╔══

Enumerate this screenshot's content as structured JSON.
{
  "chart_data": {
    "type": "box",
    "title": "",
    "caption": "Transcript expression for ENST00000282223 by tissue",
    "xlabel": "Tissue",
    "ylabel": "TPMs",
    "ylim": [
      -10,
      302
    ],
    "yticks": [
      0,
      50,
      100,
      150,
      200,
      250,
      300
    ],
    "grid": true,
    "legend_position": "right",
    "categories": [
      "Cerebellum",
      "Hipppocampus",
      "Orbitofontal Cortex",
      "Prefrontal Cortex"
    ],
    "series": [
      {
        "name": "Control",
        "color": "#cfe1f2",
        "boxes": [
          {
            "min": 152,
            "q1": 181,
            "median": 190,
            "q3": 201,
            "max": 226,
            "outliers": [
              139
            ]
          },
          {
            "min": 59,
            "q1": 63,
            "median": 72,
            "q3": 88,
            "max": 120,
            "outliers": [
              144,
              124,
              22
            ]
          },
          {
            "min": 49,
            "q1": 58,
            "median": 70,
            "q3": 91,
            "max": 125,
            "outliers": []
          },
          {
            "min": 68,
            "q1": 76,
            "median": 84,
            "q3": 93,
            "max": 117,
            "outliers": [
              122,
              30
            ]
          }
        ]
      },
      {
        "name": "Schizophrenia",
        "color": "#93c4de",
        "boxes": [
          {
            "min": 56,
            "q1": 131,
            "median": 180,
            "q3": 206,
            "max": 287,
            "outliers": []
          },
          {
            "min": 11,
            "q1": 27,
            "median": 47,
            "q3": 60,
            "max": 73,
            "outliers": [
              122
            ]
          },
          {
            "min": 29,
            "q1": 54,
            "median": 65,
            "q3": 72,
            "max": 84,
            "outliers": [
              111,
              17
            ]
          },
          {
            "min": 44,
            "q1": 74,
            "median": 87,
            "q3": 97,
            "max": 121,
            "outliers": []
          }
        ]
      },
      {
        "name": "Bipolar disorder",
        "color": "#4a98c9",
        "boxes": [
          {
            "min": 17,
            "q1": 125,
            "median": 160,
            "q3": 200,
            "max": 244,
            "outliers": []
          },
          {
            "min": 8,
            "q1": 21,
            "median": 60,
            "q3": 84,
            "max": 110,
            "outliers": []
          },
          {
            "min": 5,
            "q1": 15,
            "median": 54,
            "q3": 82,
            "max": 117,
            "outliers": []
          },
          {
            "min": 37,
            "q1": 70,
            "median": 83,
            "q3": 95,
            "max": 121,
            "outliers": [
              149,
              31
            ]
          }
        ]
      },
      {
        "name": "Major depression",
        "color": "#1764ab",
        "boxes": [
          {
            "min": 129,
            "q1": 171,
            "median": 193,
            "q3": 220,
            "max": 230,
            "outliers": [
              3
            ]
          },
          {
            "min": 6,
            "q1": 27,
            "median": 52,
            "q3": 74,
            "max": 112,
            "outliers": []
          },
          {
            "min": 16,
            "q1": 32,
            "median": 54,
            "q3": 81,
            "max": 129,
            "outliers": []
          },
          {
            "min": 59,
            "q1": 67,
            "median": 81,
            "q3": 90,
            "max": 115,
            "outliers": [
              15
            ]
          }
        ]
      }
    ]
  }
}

╚══

## Exercise goal
Return all lines containing the word "color".

## Task result
        "color": "#cfe1f2",
        "color": "#93c4de",
        "color": "#4a98c9",
        "color": "#1764ab",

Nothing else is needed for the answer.